Stated exercise:
Provide an exact reproduction of every entry.
Start of Data for this exercise
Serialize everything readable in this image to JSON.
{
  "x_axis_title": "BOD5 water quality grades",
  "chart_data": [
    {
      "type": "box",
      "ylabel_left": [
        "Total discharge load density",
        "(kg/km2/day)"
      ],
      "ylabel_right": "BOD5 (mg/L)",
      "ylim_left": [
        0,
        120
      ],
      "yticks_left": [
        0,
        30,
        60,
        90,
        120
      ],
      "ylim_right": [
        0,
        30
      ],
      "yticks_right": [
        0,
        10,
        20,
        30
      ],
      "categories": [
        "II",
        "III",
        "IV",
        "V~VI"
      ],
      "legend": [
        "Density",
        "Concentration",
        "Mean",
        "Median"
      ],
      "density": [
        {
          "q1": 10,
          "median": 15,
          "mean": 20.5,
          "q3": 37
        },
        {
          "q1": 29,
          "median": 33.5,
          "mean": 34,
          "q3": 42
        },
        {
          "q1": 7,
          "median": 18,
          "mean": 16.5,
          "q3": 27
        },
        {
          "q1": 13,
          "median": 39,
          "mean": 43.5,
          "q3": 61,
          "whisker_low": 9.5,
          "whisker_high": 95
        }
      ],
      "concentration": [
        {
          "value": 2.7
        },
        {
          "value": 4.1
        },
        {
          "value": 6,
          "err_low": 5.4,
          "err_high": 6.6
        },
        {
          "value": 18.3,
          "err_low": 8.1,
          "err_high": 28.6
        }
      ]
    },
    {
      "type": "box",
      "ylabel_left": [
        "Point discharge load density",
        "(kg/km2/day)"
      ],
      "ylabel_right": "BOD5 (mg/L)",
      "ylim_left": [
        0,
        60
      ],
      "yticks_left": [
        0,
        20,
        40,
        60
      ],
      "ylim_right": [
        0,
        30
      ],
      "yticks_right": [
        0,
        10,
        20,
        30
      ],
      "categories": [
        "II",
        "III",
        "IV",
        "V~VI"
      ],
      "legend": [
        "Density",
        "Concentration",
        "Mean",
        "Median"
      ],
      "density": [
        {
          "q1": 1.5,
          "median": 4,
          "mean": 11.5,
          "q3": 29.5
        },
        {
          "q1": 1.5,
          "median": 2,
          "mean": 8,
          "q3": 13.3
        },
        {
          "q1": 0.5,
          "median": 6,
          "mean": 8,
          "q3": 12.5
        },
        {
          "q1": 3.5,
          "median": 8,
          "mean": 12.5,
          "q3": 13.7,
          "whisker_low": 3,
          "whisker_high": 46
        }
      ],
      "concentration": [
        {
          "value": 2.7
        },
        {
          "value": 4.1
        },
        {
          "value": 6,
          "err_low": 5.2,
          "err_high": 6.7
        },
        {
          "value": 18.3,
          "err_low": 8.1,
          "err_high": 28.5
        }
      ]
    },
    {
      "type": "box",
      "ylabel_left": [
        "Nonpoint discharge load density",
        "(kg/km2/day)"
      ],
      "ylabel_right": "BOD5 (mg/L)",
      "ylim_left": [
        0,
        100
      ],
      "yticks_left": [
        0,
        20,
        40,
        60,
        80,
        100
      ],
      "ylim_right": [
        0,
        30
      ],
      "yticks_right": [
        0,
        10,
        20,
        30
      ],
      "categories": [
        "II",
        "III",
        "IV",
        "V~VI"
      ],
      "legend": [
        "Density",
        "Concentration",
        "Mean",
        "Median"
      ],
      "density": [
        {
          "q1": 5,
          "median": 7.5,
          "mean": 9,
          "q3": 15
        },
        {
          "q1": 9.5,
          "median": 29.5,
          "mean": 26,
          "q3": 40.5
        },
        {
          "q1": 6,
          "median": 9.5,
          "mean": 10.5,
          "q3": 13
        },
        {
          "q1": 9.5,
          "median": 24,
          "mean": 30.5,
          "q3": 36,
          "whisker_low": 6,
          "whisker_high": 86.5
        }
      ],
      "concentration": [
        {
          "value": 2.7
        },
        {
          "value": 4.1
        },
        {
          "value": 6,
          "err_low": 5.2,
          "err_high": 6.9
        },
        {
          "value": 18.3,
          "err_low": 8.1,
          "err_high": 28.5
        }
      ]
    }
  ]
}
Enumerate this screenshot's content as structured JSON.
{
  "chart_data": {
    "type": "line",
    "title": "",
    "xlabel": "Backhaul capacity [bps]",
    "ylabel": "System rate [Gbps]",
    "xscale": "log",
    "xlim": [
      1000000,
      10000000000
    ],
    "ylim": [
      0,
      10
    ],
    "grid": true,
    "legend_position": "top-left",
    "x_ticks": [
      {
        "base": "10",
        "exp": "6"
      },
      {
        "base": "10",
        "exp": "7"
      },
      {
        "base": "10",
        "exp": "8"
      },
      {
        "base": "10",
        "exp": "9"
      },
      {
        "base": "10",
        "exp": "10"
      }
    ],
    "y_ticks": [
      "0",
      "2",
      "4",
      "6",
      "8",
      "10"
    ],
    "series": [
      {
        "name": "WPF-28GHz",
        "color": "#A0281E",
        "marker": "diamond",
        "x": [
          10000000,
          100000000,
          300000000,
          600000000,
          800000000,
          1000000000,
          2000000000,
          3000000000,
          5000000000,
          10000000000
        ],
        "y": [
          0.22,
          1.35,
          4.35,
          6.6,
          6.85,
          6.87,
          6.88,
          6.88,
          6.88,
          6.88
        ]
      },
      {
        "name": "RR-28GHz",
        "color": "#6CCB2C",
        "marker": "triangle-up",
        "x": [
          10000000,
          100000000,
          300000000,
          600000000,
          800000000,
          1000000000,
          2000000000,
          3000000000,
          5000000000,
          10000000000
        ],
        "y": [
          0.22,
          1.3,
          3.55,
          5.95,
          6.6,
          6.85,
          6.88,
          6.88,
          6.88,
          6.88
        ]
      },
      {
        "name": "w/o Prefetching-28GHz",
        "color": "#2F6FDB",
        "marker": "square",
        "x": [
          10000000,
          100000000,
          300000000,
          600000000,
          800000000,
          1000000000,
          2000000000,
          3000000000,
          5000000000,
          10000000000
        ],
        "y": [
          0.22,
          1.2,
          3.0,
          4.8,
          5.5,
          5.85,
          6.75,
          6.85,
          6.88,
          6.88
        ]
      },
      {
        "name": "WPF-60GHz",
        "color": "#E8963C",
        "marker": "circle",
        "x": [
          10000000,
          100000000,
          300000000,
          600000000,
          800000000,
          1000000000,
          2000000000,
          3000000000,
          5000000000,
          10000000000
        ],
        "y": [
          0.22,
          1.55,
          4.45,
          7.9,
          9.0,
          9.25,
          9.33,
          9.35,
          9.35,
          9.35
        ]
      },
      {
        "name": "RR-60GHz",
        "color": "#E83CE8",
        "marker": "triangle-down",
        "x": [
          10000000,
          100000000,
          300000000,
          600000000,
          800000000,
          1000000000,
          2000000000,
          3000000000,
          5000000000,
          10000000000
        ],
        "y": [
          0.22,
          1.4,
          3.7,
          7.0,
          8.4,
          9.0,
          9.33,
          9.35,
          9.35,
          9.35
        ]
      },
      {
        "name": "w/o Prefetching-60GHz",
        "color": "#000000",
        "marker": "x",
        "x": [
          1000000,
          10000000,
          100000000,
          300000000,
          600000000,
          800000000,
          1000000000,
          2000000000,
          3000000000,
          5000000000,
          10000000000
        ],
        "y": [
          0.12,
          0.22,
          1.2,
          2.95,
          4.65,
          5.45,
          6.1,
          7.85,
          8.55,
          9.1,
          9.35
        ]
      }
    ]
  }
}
End of Data for this exercise
Exercise answer:
Serialize everything readable in this image to JSON.
{
  "x_axis_title": "BOD5 water quality grades",
  "chart_data": [
    {
      "type": "box",
      "ylabel_left": [
        "Total discharge load density",
        "(kg/km2/day)"
      ],
      "ylabel_right": "BOD5 (mg/L)",
      "ylim_left": [
        0,
        120
      ],
      "yticks_left": [
        0,
        30,
        60,
        90,
        120
      ],
      "ylim_right": [
        0,
        30
      ],
      "yticks_right": [
        0,
        10,
        20,
        30
      ],
      "categories": [
        "II",
        "III",
        "IV",
        "V~VI"
      ],
      "legend": [
        "Density",
        "Concentration",
        "Mean",
        "Median"
      ],
      "density": [
        {
          "q1": 10,
          "median": 15,
          "mean": 20.5,
          "q3": 37
        },
        {
          "q1": 29,
          "median": 33.5,
          "mean": 34,
          "q3": 42
        },
        {
          "q1": 7,
          "median": 18,
          "mean": 16.5,
          "q3": 27
        },
        {
          "q1": 13,
          "median": 39,
          "mean": 43.5,
          "q3": 61,
          "whisker_low": 9.5,
          "whisker_high": 95
        }
      ],
      "concentration": [
        {
          "value": 2.7
        },
        {
          "value": 4.1
        },
        {
          "value": 6,
          "err_low": 5.4,
          "err_high": 6.6
        },
        {
          "value": 18.3,
          "err_low": 8.1,
          "err_high": 28.6
        }
      ]
    },
    {
      "type": "box",
      "ylabel_left": [
        "Point discharge load density",
        "(kg/km2/day)"
      ],
      "ylabel_right": "BOD5 (mg/L)",
      "ylim_left": [
        0,
        60
      ],
      "yticks_left": [
        0,
        20,
        40,
        60
      ],
      "ylim_right": [
        0,
        30
      ],
      "yticks_right": [
        0,
        10,
        20,
        30
      ],
      "categories": [
        "II",
        "III",
        "IV",
        "V~VI"
      ],
      "legend": [
        "Density",
        "Concentration",
        "Mean",
        "Median"
      ],
      "density": [
        {
          "q1": 1.5,
          "median": 4,
          "mean": 11.5,
          "q3": 29.5
        },
        {
          "q1": 1.5,
          "median": 2,
          "mean": 8,
          "q3": 13.3
        },
        {
          "q1": 0.5,
          "median": 6,
          "mean": 8,
          "q3": 12.5
        },
        {
          "q1": 3.5,
          "median": 8,
          "mean": 12.5,
          "q3": 13.7,
          "whisker_low": 3,
          "whisker_high": 46
        }
      ],
      "concentration": [
        {
          "value": 2.7
        },
        {
          "value": 4.1
        },
        {
          "value": 6,
          "err_low": 5.2,
          "err_high": 6.7
        },
        {
          "value": 18.3,
          "err_low": 8.1,
          "err_high": 28.5
        }
      ]
    },
    {
      "type": "box",
      "ylabel_left": [
        "Nonpoint discharge load density",
        "(kg/km2/day)"
      ],
      "ylabel_right": "BOD5 (mg/L)",
      "ylim_left": [
        0,
        100
      ],
      "yticks_left": [
        0,
        20,
        40,
        60,
        80,
        100
      ],
      "ylim_right": [
        0,
        30
      ],
      "yticks_right": [
        0,
        10,
        20,
        30
      ],
      "categories": [
        "II",
        "III",
        "IV",
        "V~VI"
      ],
      "legend": [
        "Density",
        "Concentration",
        "Mean",
        "Median"
      ],
      "density": [
        {
          "q1": 5,
          "median": 7.5,
          "mean": 9,
          "q3": 15
        },
        {
          "q1": 9.5,
          "median": 29.5,
          "mean": 26,
          "q3": 40.5
        },
        {
          "q1": 6,
          "median": 9.5,
          "mean": 10.5,
          "q3": 13
        },
        {
          "q1": 9.5,
          "median": 24,
          "mean": 30.5,
          "q3": 36,
          "whisker_low": 6,
          "whisker_high": 86.5
        }
      ],
      "concentration": [
        {
          "value": 2.7
        },
        {
          "value": 4.1
        },
        {
          "value": 6,
          "err_low": 5.2,
          "err_high": 6.9
        },
        {
          "value": 18.3,
          "err_low": 8.1,
          "err_high": 28.5
        }
      ]
    }
  ]
}
Enumerate this screenshot's content as structured JSON.
{
  "chart_data": {
    "type": "line",
    "title": "",
    "xlabel": "Backhaul capacity [bps]",
    "ylabel": "System rate [Gbps]",
    "xscale": "log",
    "xlim": [
      1000000,
      10000000000
    ],
    "ylim": [
      0,
      10
    ],
    "grid": true,
    "legend_position": "top-left",
    "x_ticks": [
      {
        "base": "10",
        "exp": "6"
      },
      {
        "base": "10",
        "exp": "7"
      },
      {
        "base": "10",
        "exp": "8"
      },
      {
        "base": "10",
        "exp": "9"
      },
      {
        "base": "10",
        "exp": "10"
      }
    ],
    "y_ticks": [
      "0",
      "2",
      "4",
      "6",
      "8",
      "10"
    ],
    "series": [
      {
        "name": "WPF-28GHz",
        "color": "#A0281E",
        "marker": "diamond",
        "x": [
          10000000,
          100000000,
          300000000,
          600000000,
          800000000,
          1000000000,
          2000000000,
          3000000000,
          5000000000,
          10000000000
        ],
        "y": [
          0.22,
          1.35,
          4.35,
          6.6,
          6.85,
          6.87,
          6.88,
          6.88,
          6.88,
          6.88
        ]
      },
      {
        "name": "RR-28GHz",
        "color": "#6CCB2C",
        "marker": "triangle-up",
        "x": [
          10000000,
          100000000,
          300000000,
          600000000,
          800000000,
          1000000000,
          2000000000,
          3000000000,
          5000000000,
          10000000000
        ],
        "y": [
          0.22,
          1.3,
          3.55,
          5.95,
          6.6,
          6.85,
          6.88,
          6.88,
          6.88,
          6.88
        ]
      },
      {
        "name": "w/o Prefetching-28GHz",
        "color": "#2F6FDB",
        "marker": "square",
        "x": [
          10000000,
          100000000,
          300000000,
          600000000,
          800000000,
          1000000000,
          2000000000,
          3000000000,
          5000000000,
          10000000000
        ],
        "y": [
          0.22,
          1.2,
          3.0,
          4.8,
          5.5,
          5.85,
          6.75,
          6.85,
          6.88,
          6.88
        ]
      },
      {
        "name": "WPF-60GHz",
        "color": "#E8963C",
        "marker": "circle",
        "x": [
          10000000,
          100000000,
          300000000,
          600000000,
          800000000,
          1000000000,
          2000000000,
          3000000000,
          5000000000,
          10000000000
        ],
        "y": [
          0.22,
          1.55,
          4.45,
          7.9,
          9.0,
          9.25,
          9.33,
          9.35,
          9.35,
          9.35
        ]
      },
      {
        "name": "RR-60GHz",
        "color": "#E83CE8",
        "marker": "triangle-down",
        "x": [
          10000000,
          100000000,
          300000000,
          600000000,
          800000000,
          1000000000,
          2000000000,
          3000000000,
          5000000000,
          10000000000
        ],
        "y": [
          0.22,
          1.4,
          3.7,
          7.0,
          8.4,
          9.0,
          9.33,
          9.35,
          9.35,
          9.35
        ]
      },
      {
        "name": "w/o Prefetching-60GHz",
        "color": "#000000",
        "marker": "x",
        "x": [
          1000000,
          10000000,
          100000000,
          300000000,
          600000000,
          800000000,
          1000000000,
          2000000000,
          3000000000,
          5000000000,
          10000000000
        ],
        "y": [
          0.12,
          0.22,
          1.2,
          2.95,
          4.65,
          5.45,
          6.1,
          7.85,
          8.55,
          9.1,
          9.35
        ]
      }
    ]
  }
}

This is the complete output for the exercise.